_Work to be completed_. In the excerpt about the RCU failure, list each kind of grace period where the problem is said not to seem to happen.

_Excerpt_.

Disabling CPU hotplug seems to make the problem go away (though
all I can really say is that I am 99% confident that it reduces the
problem's incidence by at least a factor of two).  This problem affects
non-preemptible kernels and non-preemptible RCU, though it is possible
that use of the latter reduces the failure rate (which is of course *not*
what you want for testing).

A number of experiments failed to significantly/usefully increase the
failure rate.

The problem does not seem to happen on straight normal call_rcu()
grace periods (rcutorture.gp_normal=1), synchronize_rcu() grace periods
(rcutorture.gp_sync=1), or synchronize_rcu_expedited() grace periods.
Of course, my reproduction rate is still low enough that I might be
fooled here.

_Data provided_.
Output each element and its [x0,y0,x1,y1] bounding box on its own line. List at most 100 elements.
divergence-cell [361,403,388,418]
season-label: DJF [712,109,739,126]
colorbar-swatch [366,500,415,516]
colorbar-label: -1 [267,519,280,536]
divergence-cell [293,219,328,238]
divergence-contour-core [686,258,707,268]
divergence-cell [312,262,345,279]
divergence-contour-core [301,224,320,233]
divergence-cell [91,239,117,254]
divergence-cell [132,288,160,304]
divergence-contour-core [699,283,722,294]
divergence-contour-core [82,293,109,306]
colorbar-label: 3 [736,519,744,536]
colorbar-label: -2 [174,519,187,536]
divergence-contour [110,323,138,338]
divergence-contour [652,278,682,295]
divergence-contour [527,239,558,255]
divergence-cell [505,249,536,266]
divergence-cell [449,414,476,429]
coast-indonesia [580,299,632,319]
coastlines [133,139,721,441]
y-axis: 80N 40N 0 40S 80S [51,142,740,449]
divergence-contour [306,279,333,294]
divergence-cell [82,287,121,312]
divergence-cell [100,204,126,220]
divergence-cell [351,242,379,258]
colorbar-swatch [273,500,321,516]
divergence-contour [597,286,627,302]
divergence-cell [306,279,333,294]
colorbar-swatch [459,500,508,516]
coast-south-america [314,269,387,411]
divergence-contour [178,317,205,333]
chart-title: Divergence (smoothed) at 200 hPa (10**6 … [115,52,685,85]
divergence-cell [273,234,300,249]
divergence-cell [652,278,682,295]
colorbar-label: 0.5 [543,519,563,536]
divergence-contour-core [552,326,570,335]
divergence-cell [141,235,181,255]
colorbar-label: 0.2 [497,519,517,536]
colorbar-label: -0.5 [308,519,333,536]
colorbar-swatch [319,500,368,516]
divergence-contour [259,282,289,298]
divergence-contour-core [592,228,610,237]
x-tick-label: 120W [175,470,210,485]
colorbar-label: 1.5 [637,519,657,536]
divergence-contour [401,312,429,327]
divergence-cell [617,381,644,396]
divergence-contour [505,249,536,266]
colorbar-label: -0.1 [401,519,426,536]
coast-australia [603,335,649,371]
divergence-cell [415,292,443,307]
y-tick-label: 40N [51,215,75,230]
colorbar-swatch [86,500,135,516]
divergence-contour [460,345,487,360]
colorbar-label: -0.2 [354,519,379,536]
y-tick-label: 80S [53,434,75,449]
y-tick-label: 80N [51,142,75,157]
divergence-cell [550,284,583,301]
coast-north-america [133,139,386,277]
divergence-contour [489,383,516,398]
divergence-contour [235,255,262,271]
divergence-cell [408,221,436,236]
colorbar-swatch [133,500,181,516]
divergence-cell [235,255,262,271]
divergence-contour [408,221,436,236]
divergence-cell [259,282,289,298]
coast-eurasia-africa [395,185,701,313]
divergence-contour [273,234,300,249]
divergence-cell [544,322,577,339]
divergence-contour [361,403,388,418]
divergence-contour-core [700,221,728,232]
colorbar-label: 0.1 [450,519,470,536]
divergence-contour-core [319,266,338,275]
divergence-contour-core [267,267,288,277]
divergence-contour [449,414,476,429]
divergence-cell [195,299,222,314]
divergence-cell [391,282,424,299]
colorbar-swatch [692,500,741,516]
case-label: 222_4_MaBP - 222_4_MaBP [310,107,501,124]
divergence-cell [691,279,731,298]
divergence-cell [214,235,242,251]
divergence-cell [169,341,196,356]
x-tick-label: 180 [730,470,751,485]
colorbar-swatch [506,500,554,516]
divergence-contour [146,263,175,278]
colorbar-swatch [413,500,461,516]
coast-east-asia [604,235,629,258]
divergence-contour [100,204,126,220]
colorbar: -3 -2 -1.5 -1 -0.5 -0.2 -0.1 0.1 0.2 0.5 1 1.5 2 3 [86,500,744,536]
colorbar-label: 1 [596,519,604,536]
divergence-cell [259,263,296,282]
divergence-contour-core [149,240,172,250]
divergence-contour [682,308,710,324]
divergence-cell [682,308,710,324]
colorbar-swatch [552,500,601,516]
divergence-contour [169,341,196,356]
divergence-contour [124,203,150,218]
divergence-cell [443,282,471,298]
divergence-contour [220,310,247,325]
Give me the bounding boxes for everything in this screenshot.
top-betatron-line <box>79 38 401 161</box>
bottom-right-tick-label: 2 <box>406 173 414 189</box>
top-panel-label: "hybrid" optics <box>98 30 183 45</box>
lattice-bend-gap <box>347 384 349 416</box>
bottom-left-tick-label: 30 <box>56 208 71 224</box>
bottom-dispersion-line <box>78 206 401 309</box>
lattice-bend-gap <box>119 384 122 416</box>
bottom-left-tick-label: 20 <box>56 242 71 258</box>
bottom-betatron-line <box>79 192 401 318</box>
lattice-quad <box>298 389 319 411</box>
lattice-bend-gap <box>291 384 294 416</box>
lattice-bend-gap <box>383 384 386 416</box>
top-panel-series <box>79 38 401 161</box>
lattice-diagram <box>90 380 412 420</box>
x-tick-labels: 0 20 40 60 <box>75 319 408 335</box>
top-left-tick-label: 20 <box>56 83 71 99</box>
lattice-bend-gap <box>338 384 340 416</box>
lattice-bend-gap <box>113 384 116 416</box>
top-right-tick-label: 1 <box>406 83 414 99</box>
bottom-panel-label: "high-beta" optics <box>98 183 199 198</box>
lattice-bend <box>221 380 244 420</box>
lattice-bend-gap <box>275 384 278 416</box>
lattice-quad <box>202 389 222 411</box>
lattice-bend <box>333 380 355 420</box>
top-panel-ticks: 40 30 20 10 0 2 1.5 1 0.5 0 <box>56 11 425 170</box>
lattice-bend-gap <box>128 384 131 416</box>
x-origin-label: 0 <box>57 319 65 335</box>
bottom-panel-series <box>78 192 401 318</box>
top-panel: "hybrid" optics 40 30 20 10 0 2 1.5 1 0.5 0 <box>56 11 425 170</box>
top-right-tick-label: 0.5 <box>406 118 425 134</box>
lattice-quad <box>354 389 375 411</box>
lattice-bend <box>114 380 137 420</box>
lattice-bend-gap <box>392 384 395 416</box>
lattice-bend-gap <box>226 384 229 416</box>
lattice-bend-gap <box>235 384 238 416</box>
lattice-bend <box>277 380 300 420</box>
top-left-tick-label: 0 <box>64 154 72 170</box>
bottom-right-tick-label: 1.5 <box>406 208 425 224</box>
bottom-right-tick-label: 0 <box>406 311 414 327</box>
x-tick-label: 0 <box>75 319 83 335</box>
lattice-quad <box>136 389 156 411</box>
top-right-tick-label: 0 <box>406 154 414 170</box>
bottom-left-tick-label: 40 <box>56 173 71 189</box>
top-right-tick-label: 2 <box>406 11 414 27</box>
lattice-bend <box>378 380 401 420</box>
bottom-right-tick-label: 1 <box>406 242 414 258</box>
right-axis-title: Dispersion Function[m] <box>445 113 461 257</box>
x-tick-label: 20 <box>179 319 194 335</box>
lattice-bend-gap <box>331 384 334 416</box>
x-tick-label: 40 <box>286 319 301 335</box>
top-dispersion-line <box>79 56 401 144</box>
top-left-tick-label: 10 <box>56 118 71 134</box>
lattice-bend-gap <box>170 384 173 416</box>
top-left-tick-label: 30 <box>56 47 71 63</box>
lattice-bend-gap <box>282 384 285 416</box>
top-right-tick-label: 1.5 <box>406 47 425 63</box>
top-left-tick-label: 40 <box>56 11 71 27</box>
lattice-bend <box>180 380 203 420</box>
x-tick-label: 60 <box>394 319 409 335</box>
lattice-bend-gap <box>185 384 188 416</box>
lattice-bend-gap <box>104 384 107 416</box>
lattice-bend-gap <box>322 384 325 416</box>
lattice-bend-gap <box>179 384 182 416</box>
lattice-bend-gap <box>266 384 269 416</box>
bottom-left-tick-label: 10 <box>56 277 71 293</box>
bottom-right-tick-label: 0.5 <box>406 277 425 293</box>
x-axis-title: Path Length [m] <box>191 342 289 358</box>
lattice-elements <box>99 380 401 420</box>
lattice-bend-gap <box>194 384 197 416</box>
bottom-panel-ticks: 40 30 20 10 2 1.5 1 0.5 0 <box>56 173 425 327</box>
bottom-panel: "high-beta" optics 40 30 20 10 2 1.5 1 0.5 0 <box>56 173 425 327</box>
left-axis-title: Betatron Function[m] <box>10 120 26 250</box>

_Answer for this exercise_.
- Straight normal call_rcu() grace periods
- synchronize_rcu() grace periods
- synchronize_rcu_expedited() grace periods